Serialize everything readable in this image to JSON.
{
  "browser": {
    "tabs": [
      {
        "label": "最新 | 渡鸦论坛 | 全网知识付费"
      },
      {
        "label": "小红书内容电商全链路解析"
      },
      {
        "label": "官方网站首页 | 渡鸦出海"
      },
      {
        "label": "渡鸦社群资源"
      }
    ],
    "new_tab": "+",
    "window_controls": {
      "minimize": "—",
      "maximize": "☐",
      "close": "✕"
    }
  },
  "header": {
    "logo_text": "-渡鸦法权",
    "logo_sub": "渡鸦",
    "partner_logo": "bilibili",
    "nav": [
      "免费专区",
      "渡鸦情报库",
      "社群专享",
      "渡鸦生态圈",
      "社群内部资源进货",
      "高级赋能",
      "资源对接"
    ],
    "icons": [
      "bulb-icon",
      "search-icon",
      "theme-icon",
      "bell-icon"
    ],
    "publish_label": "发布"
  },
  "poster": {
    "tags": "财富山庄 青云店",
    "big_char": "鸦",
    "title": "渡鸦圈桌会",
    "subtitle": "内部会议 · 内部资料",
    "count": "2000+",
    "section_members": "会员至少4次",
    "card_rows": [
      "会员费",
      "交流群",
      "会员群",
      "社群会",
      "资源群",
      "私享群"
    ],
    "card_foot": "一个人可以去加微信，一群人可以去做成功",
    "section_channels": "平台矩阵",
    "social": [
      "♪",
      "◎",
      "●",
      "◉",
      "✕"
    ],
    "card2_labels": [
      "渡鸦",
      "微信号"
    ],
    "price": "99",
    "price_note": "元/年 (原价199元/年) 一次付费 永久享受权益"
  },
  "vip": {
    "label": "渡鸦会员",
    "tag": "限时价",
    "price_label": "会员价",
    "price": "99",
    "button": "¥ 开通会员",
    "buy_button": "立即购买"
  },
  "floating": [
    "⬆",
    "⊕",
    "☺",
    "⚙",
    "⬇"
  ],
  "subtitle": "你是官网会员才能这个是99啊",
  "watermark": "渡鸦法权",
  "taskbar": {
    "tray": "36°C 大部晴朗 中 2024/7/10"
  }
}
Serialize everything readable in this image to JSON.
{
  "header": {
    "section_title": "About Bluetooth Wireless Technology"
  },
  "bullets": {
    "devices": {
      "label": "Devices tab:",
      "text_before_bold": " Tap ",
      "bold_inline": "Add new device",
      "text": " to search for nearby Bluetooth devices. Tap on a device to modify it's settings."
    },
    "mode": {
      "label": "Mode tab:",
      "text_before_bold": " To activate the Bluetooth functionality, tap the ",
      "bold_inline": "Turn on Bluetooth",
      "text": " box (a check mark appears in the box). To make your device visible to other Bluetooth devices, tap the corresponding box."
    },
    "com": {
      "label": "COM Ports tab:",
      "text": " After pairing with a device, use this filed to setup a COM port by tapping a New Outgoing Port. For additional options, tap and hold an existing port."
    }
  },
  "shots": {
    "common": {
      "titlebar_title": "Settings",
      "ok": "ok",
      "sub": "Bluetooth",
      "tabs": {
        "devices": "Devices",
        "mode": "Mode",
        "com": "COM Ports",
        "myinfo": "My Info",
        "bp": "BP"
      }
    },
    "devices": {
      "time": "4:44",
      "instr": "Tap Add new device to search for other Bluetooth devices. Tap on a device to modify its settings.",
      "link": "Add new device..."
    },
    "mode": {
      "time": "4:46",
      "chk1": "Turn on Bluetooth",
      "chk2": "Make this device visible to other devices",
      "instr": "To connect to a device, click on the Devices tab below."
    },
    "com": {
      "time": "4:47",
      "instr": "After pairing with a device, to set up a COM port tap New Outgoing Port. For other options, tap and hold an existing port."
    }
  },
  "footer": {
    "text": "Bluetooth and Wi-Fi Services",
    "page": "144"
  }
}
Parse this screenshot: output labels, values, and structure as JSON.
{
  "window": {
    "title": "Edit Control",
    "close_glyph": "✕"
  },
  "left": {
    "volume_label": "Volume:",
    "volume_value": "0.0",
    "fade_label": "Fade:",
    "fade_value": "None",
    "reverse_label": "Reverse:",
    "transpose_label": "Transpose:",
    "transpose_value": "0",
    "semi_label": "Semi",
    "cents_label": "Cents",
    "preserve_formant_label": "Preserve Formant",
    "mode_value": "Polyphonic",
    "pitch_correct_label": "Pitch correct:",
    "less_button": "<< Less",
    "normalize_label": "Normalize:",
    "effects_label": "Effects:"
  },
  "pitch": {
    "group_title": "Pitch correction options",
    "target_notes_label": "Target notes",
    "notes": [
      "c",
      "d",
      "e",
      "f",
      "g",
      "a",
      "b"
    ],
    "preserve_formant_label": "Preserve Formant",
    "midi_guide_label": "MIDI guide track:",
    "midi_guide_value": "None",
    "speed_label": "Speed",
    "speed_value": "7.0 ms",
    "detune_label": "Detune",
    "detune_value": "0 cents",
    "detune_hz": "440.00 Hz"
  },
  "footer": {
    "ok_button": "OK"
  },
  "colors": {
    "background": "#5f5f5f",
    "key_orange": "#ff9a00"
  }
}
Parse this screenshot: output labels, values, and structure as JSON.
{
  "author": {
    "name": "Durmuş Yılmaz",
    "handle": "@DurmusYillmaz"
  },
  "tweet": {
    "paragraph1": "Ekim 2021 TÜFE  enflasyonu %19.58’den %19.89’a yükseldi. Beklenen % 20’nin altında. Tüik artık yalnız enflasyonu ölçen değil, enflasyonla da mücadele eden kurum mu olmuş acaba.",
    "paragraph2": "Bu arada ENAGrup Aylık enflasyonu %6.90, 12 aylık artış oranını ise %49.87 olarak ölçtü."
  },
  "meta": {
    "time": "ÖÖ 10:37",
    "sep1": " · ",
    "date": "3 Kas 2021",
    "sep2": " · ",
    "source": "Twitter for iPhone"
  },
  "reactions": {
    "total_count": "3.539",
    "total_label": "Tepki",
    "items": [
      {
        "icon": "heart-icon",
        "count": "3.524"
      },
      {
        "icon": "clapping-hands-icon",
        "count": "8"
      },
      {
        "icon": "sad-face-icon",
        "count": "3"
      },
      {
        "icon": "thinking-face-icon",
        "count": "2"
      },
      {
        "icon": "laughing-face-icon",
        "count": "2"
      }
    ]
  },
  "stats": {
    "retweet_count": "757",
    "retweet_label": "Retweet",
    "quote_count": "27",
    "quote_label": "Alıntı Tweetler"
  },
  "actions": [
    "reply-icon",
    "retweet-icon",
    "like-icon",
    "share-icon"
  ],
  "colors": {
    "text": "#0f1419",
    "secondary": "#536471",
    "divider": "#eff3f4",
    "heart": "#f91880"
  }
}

============

- Exercise objective: Pick each line holding the word "existing" out of the data and copy it.

- Complete response:
      "text": " After pairing with a device, use this filed to setup a COM port by tapping a New Outgoing Port. For additional options, tap and hold an existing port."
      "instr": "After pairing with a device, to set up a COM port tap New Outgoing Port. For other options, tap and hold an existing port."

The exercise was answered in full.